PAGE EXTRACT:
====

What about Teaching?

Teaching, as we mentioned earlier, is the gift of being able to read, study and understand scripture, and to teach what it means, accurately, in keeping with the rest of the Word of God, so that the hearers are not just hearing, but understanding the scriptures, themselves. It was mentioned in the Old Testament as well as the New, and is a valuable gift, as well. A teacher does not necessarily have to be a leader, but an elder (overseer, pastor, bishop) has to be a teacher, as far as I can see. 1st Timothy 3:1-8 states some of the qualifications of being an elder, and one of them is “apt to teach”—able to teach. I do not think that this is just the ability to teach carpentry, or cooking, or mathematics, as, in the first place, those are not related to the work of God. It is also not just the rudimentary abilty that ALL people have, to transmit information. It is specifically referring to the spiritual gift of teaching that is vital to the health of a church. This, along with the gift of prophecy, is how the Flock is to be fed…and they are to be fed on the Word of God, not philosophy, or other bits of human wisdom. God’s Word is clean “sheep food.” That is all we have to offer. But how can we tell if we are gifted?

Teaching has not been accomplished until learning occurs. I teach several classes at work; each has numerous tests associated with it. Some of the tests are quite difficult. None of the tests could be passed by someone who has not received the teaching. So, my “report card” is “what percentage of my students can now understand and use what I taught…and are they doing so?”

A Bible teacher should grade himself or herself by the same standard: “Do my students better understand the scriptures?”, and “Are they better able to apply them than before?” It is much harder to tell, for sure, as there is no “sit down and take the exam” kind of test to apply. But I knew a woman (now home with the Lord) who taught “Good News Club” Bible classes in her home for many years, training little children to understand the Word of God. Her report card? Most of the deacons in her church, before she died, were men whom she had taught as little children, in her home. She had led many of them to Christ. That is a great “Report Card!”

Or he that exhorteth, on exhortation: he that giveth, let him do it with simplicity; he that ruleth, with diligence; he that sheweth mercy, with cheerfulness.

Exhortation–Encouragement

Encouragement is a pretty vital gift, too—the ability to see a need in someone’s life, and strengthen them by drawing alongside and being a friend, or a helper, or to encourage them to make good decisions. Some people are a constant encourager to those around them. Some are not. We are all told to encourage one another, and those of us who do not come by it naturally have no excuse—we are still told to do it. But there are those who are gifted by God to be an encourager to other believers. Encouragement flows out of them wherever they go. They are a tremendous blessing to the Church. We so badly need encouragers.

Giving with Simplicity

Giving, obviously, requires having something to give. But I remember hearing about a woman who picked blackberries all summer, with the express intent of having enough to buy her daughter a student violin. How precious that violin was to her grown daughter many years later.

Giving can be done in a showy manner, making a spectacle of the gift—and that practice is condemned by Jesus. Or it can be done simply, privately, with no fanfare, no attention to the gift or the giver…just meeting a need. That is a blessing in itself. Seeing to the need of another person without regard to one’s own benefit is the simplest definition of Agapé Love. When we consider what Jesus did at the Cross, we see that he completely personified that love.

====

REQUESTS:
1/ In the spiritual gifts passage, what was the "report card" of the woman who taught "Good News Club" Bible classes in her home?
2/ Reproduce the spiritual gifts passage between "A Bible teacher" and "mercy, with cheerfulness.", inclusive.

[Records from a collection]
====

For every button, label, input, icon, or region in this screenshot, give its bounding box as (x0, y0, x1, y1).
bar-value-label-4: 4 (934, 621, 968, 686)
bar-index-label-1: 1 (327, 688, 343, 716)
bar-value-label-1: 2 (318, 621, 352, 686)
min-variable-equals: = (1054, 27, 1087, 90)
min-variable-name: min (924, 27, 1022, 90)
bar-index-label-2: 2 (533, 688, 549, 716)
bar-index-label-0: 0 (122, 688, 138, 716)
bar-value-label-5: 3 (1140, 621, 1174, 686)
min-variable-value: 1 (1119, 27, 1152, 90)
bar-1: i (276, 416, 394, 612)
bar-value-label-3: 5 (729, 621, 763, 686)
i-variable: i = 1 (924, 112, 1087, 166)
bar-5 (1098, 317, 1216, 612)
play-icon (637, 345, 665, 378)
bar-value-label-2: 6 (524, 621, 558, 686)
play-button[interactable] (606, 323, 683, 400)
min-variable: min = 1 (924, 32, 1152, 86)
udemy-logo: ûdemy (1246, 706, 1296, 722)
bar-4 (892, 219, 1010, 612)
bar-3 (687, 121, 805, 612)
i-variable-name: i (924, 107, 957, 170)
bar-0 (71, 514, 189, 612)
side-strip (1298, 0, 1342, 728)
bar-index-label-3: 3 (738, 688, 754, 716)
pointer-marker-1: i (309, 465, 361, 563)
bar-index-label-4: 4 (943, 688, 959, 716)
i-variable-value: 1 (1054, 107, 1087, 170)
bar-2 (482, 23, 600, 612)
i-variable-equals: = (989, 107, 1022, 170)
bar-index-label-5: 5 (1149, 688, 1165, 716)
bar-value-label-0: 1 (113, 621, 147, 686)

====

THE SOLUTIONS:
1/ Most of the deacons in her church, before she died, were men whom she had taught as little children in her home.

2/
A Bible teacher should grade himself or herself by the same standard: “Do my students better understand the scriptures?”, and “Are they better able to apply them than before?” It is much harder to tell, for sure, as there is no “sit down and take the exam” kind of test to apply. But I knew a woman (now home with the Lord) who taught “Good News Club” Bible classes in her home for many years, training little children to understand the Word of God. Her report card? Most of the deacons in her church, before she died, were men whom she had taught as little children, in her home. She had led many of them to Christ. That is a great “Report Card!”

Or he that exhorteth, on exhortation: he that giveth, let him do it with simplicity; he that ruleth, with diligence; he that sheweth mercy, with cheerfulness.